From the listing below, pull out every line where the string "JSON" appears.

-- begin Raw data --

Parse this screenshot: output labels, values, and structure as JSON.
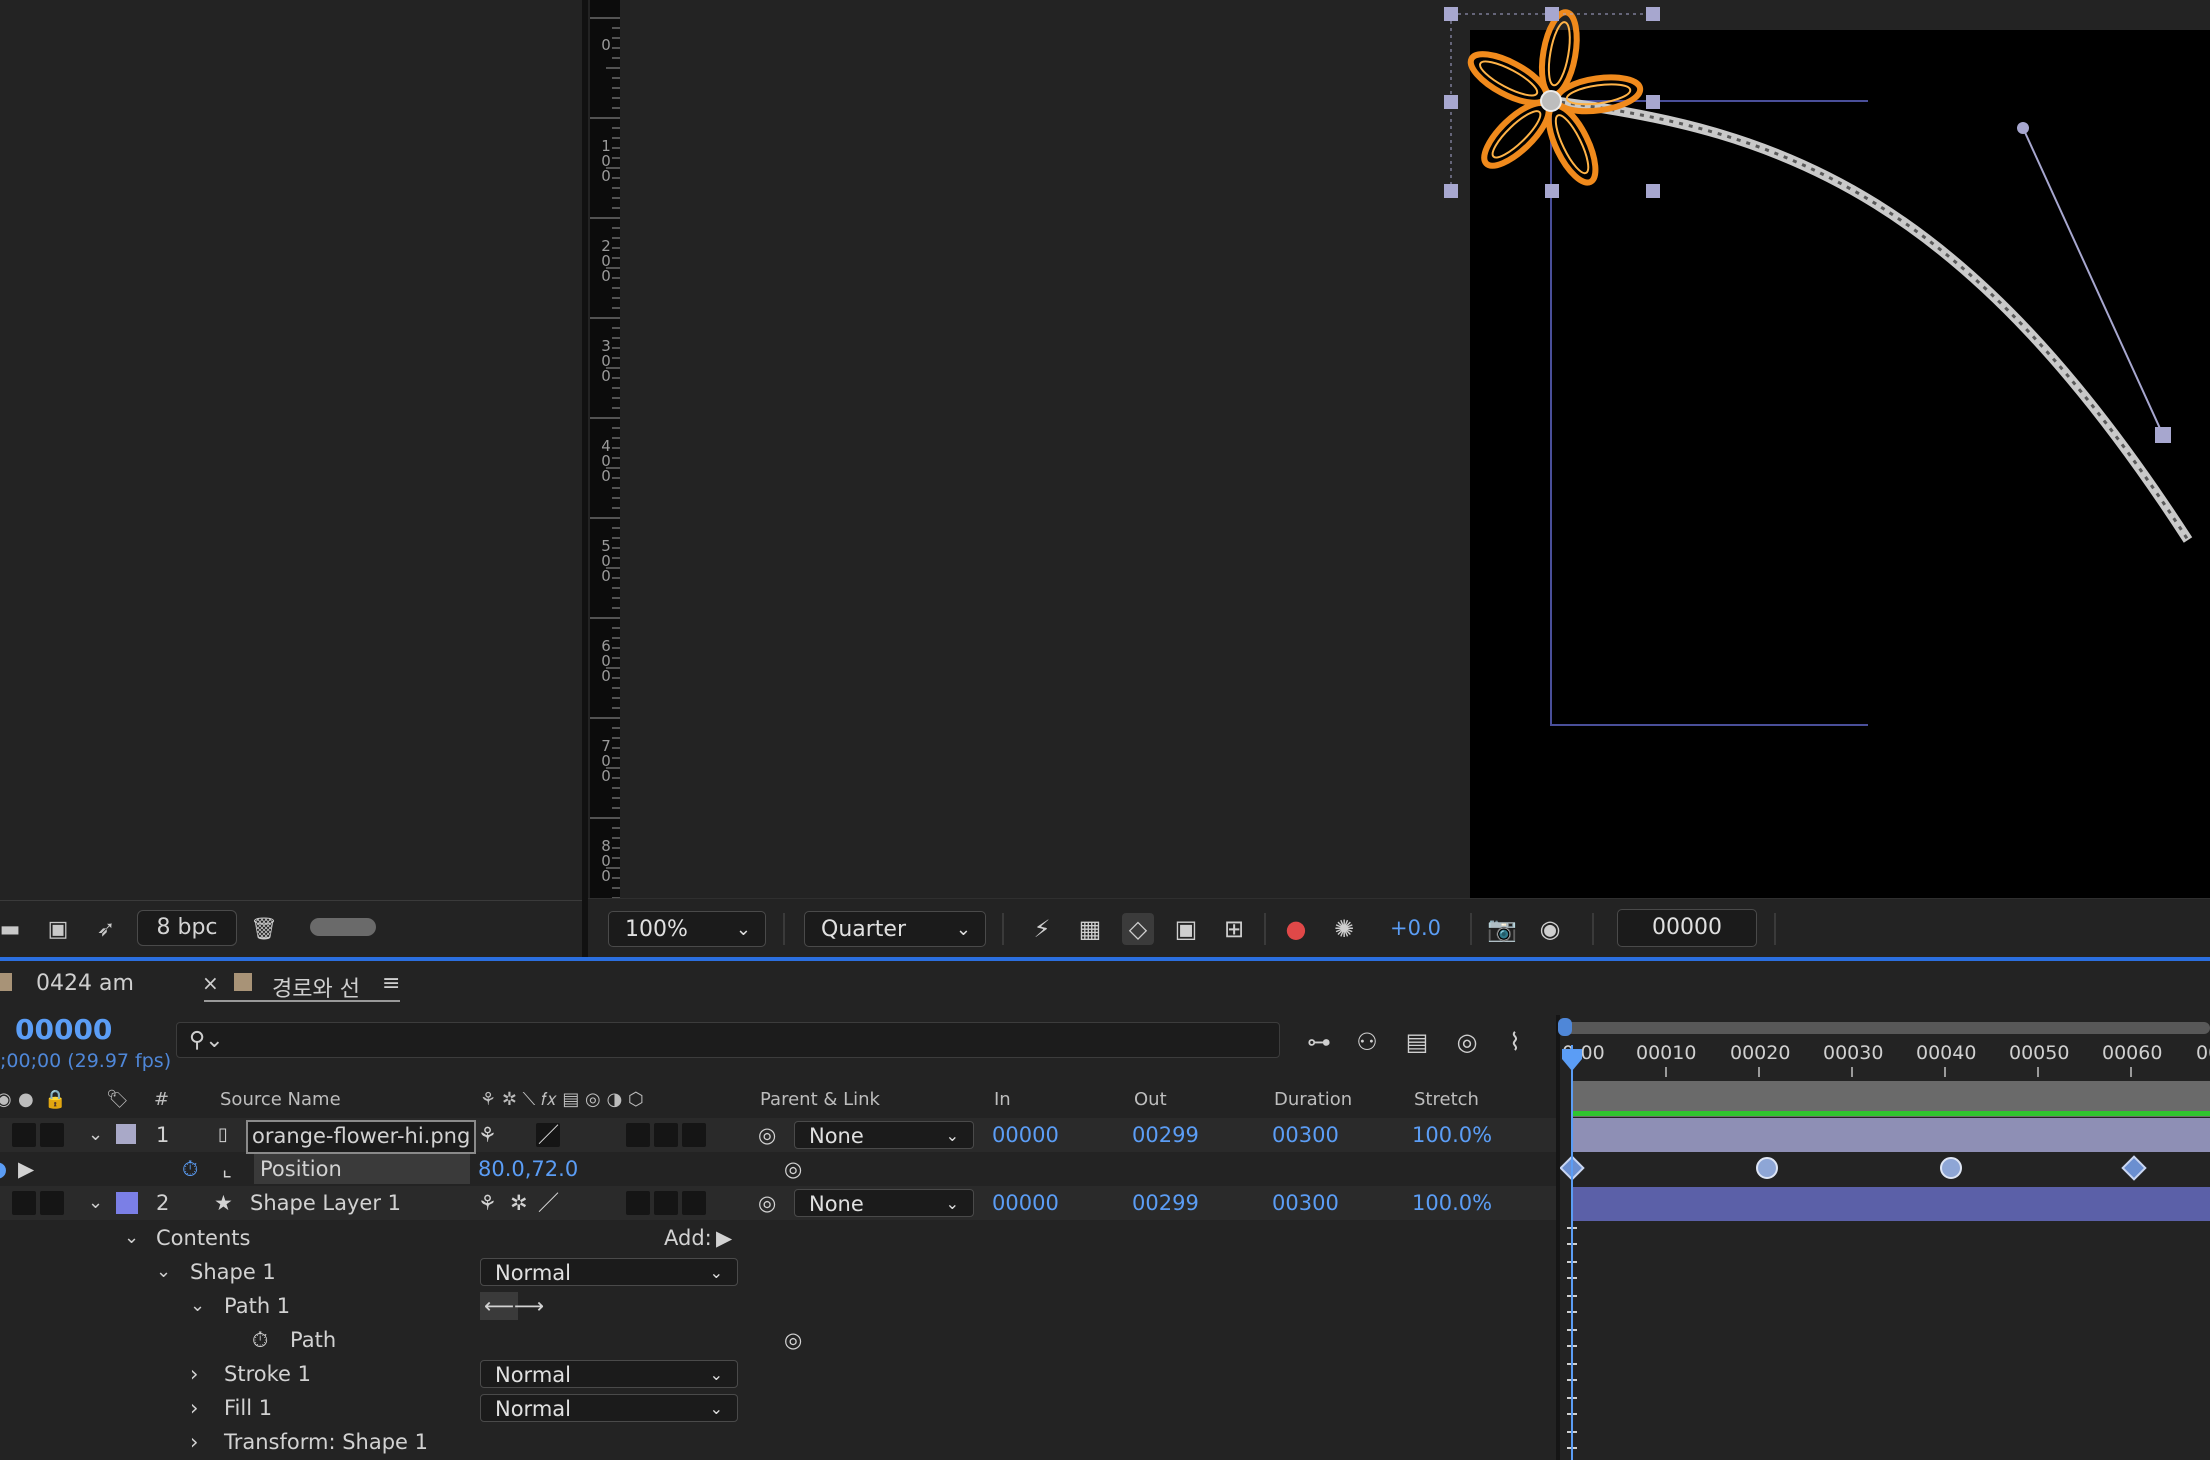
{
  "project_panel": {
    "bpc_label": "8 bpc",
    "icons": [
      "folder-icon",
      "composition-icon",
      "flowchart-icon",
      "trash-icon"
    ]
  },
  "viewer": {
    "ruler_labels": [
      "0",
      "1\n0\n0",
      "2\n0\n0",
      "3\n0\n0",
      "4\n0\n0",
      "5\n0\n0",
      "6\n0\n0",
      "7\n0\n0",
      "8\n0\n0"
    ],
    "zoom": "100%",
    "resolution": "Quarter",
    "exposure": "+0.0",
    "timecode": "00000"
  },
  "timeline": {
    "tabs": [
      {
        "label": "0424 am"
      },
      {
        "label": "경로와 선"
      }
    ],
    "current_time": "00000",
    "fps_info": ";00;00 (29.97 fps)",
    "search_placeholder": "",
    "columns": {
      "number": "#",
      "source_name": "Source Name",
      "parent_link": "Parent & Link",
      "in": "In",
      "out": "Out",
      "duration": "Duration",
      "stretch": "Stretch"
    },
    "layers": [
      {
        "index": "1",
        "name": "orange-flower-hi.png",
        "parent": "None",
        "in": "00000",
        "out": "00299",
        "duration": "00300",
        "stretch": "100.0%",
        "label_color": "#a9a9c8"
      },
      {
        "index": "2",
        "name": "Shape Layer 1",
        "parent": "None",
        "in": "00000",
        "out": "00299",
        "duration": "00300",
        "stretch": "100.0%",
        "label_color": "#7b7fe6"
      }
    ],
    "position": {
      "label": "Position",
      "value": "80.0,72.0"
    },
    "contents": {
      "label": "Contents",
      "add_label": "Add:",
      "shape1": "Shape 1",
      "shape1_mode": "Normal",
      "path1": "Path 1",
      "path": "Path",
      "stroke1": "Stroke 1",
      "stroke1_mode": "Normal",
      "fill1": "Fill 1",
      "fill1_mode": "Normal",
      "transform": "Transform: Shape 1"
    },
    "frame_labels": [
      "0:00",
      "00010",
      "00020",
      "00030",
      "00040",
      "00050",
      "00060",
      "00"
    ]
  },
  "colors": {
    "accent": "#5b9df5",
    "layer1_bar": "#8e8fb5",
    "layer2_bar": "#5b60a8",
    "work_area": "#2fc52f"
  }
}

-- end Raw data --
-- begin Raw data --

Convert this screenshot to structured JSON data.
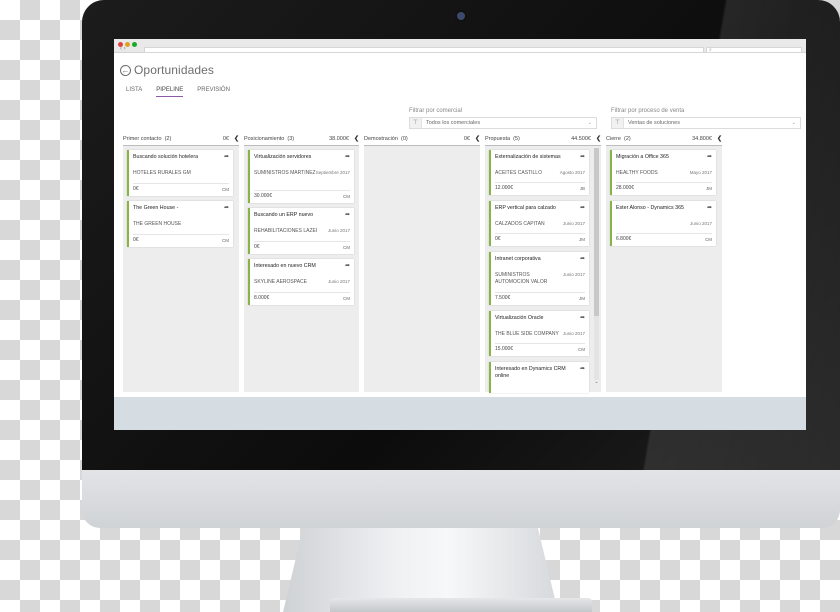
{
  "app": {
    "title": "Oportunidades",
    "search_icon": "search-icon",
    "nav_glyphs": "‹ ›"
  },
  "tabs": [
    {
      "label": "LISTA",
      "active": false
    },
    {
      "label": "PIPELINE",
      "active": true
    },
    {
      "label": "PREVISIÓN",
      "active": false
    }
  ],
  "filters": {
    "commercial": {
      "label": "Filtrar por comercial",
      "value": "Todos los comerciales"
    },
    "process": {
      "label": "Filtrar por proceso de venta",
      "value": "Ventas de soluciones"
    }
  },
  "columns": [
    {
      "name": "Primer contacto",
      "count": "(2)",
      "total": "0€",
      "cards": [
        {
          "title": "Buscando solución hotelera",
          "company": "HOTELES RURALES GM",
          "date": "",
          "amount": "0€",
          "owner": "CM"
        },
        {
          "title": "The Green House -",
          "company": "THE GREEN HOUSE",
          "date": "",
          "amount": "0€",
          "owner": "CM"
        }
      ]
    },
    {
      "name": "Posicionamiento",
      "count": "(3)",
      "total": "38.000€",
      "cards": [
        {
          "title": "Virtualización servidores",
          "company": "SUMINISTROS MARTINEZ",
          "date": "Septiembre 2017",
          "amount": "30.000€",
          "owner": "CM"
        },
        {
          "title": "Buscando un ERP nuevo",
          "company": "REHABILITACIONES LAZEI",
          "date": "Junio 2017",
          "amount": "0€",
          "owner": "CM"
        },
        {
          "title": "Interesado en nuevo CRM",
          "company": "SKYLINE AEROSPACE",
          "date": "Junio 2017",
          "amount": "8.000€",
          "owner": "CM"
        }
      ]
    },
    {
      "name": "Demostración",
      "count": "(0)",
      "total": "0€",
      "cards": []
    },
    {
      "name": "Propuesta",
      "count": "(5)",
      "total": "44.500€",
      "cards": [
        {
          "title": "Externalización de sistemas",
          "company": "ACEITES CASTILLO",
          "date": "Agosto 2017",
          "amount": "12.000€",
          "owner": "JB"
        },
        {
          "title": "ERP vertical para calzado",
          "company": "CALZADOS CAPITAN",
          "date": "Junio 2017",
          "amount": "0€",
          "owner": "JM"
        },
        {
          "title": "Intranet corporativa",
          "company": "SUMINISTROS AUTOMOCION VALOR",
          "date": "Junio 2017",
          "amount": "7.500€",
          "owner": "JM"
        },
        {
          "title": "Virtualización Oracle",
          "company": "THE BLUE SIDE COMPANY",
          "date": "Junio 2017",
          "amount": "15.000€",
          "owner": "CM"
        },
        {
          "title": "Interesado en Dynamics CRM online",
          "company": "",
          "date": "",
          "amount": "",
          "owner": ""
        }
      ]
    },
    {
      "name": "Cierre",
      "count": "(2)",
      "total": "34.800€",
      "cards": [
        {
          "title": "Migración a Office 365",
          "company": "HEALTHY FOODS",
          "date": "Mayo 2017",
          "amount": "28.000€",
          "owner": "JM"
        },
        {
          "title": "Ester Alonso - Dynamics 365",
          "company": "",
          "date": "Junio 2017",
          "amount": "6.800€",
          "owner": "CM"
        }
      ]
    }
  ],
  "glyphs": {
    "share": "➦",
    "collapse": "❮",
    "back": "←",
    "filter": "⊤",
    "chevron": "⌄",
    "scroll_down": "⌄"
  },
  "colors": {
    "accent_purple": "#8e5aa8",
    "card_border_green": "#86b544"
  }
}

-- end Raw data --

> Result:
Parse this screenshot: output labels, values, and structure as JSON.
Convert this screenshot to structured JSON data.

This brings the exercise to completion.